• Problem description: The entries below are to be written out again without alteration.

• Material for this exercise:

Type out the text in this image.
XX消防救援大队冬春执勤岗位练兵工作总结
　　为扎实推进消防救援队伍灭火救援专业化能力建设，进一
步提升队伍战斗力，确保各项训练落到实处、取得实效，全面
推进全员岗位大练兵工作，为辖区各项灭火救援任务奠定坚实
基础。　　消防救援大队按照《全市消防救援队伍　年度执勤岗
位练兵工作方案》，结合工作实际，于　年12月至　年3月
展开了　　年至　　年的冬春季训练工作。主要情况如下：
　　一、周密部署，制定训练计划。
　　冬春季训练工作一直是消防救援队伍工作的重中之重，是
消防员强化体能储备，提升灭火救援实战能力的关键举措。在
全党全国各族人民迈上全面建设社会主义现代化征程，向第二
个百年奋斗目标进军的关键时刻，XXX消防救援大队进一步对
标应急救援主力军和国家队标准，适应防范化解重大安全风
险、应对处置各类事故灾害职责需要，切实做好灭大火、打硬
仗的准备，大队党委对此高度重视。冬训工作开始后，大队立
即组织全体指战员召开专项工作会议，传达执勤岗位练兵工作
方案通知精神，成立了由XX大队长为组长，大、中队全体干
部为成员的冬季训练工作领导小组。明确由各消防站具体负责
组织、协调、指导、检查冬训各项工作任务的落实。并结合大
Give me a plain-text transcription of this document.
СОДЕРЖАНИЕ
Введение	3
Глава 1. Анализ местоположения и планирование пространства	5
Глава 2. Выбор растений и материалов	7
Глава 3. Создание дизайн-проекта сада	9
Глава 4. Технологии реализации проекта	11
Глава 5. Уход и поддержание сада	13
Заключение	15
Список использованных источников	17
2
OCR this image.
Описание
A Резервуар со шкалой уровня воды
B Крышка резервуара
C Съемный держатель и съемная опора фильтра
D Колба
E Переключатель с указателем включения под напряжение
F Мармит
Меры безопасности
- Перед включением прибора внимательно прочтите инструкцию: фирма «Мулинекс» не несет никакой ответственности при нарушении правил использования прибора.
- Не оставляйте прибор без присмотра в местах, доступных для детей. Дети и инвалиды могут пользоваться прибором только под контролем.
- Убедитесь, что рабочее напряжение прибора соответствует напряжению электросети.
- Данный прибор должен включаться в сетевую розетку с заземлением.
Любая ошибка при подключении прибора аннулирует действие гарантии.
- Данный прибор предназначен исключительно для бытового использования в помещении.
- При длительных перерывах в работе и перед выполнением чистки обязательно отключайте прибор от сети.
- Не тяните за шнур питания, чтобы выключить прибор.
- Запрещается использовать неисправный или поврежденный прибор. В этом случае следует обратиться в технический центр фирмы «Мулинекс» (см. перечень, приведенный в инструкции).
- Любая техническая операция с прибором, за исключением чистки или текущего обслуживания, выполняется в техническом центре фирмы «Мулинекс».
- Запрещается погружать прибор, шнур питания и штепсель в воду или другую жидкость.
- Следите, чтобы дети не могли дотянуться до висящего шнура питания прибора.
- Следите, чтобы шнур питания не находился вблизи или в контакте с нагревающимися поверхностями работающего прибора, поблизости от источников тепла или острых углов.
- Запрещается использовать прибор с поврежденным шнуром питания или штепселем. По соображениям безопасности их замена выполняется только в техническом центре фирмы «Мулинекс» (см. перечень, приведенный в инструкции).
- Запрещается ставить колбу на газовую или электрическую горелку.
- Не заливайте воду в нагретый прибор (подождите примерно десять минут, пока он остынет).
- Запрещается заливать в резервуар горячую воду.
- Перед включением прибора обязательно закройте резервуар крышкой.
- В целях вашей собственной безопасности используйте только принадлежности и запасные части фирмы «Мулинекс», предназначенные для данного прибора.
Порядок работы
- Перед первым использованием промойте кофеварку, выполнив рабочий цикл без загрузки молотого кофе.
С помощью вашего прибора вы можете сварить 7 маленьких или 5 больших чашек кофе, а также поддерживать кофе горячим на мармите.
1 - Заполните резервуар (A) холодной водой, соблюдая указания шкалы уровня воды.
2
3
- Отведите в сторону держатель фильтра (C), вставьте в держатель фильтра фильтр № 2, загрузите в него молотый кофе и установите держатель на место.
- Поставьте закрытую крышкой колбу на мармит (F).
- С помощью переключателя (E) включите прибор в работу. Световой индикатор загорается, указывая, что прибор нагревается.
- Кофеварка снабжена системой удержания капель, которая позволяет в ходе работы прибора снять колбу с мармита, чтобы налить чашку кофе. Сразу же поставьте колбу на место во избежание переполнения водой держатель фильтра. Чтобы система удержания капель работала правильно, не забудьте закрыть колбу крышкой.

• Solution to this problem:
Type out the text in this image.
XX消防救援大队冬春执勤岗位练兵工作总结
　　为扎实推进消防救援队伍灭火救援专业化能力建设，进一
步提升队伍战斗力，确保各项训练落到实处、取得实效，全面
推进全员岗位大练兵工作，为辖区各项灭火救援任务奠定坚实
基础。　　消防救援大队按照《全市消防救援队伍　年度执勤岗
位练兵工作方案》，结合工作实际，于　年12月至　年3月
展开了　　年至　　年的冬春季训练工作。主要情况如下：
　　一、周密部署，制定训练计划。
　　冬春季训练工作一直是消防救援队伍工作的重中之重，是
消防员强化体能储备，提升灭火救援实战能力的关键举措。在
全党全国各族人民迈上全面建设社会主义现代化征程，向第二
个百年奋斗目标进军的关键时刻，XXX消防救援大队进一步对
标应急救援主力军和国家队标准，适应防范化解重大安全风
险、应对处置各类事故灾害职责需要，切实做好灭大火、打硬
仗的准备，大队党委对此高度重视。冬训工作开始后，大队立
即组织全体指战员召开专项工作会议，传达执勤岗位练兵工作
方案通知精神，成立了由XX大队长为组长，大、中队全体干
部为成员的冬季训练工作领导小组。明确由各消防站具体负责
组织、协调、指导、检查冬训各项工作任务的落实。并结合大
Give me a plain-text transcription of this document.
СОДЕРЖАНИЕ
Введение	3
Глава 1. Анализ местоположения и планирование пространства	5
Глава 2. Выбор растений и материалов	7
Глава 3. Создание дизайн-проекта сада	9
Глава 4. Технологии реализации проекта	11
Глава 5. Уход и поддержание сада	13
Заключение	15
Список использованных источников	17
2
OCR this image.
Описание
A Резервуар со шкалой уровня воды
B Крышка резервуара
C Съемный держатель и съемная опора фильтра
D Колба
E Переключатель с указателем включения под напряжение
F Мармит
Меры безопасности
- Перед включением прибора внимательно прочтите инструкцию: фирма «Мулинекс» не несет никакой ответственности при нарушении правил использования прибора.
- Не оставляйте прибор без присмотра в местах, доступных для детей. Дети и инвалиды могут пользоваться прибором только под контролем.
- Убедитесь, что рабочее напряжение прибора соответствует напряжению электросети.
- Данный прибор должен включаться в сетевую розетку с заземлением.
Любая ошибка при подключении прибора аннулирует действие гарантии.
- Данный прибор предназначен исключительно для бытового использования в помещении.
- При длительных перерывах в работе и перед выполнением чистки обязательно отключайте прибор от сети.
- Не тяните за шнур питания, чтобы выключить прибор.
- Запрещается использовать неисправный или поврежденный прибор. В этом случае следует обратиться в технический центр фирмы «Мулинекс» (см. перечень, приведенный в инструкции).
- Любая техническая операция с прибором, за исключением чистки или текущего обслуживания, выполняется в техническом центре фирмы «Мулинекс».
- Запрещается погружать прибор, шнур питания и штепсель в воду или другую жидкость.
- Следите, чтобы дети не могли дотянуться до висящего шнура питания прибора.
- Следите, чтобы шнур питания не находился вблизи или в контакте с нагревающимися поверхностями работающего прибора, поблизости от источников тепла или острых углов.
- Запрещается использовать прибор с поврежденным шнуром питания или штепселем. По соображениям безопасности их замена выполняется только в техническом центре фирмы «Мулинекс» (см. перечень, приведенный в инструкции).
- Запрещается ставить колбу на газовую или электрическую горелку.
- Не заливайте воду в нагретый прибор (подождите примерно десять минут, пока он остынет).
- Запрещается заливать в резервуар горячую воду.
- Перед включением прибора обязательно закройте резервуар крышкой.
- В целях вашей собственной безопасности используйте только принадлежности и запасные части фирмы «Мулинекс», предназначенные для данного прибора.
Порядок работы
- Перед первым использованием промойте кофеварку, выполнив рабочий цикл без загрузки молотого кофе.
С помощью вашего прибора вы можете сварить 7 маленьких или 5 больших чашек кофе, а также поддерживать кофе горячим на мармите.
1 - Заполните резервуар (A) холодной водой, соблюдая указания шкалы уровня воды.
2
3
- Отведите в сторону держатель фильтра (C), вставьте в держатель фильтра фильтр № 2, загрузите в него молотый кофе и установите держатель на место.
- Поставьте закрытую крышкой колбу на мармит (F).
- С помощью переключателя (E) включите прибор в работу. Световой индикатор загорается, указывая, что прибор нагревается.
- Кофеварка снабжена системой удержания капель, которая позволяет в ходе работы прибора снять колбу с мармита, чтобы налить чашку кофе. Сразу же поставьте колбу на место во избежание переполнения водой держатель фильтра. Чтобы система удержания капель работала правильно, не забудьте закрыть колбу крышкой.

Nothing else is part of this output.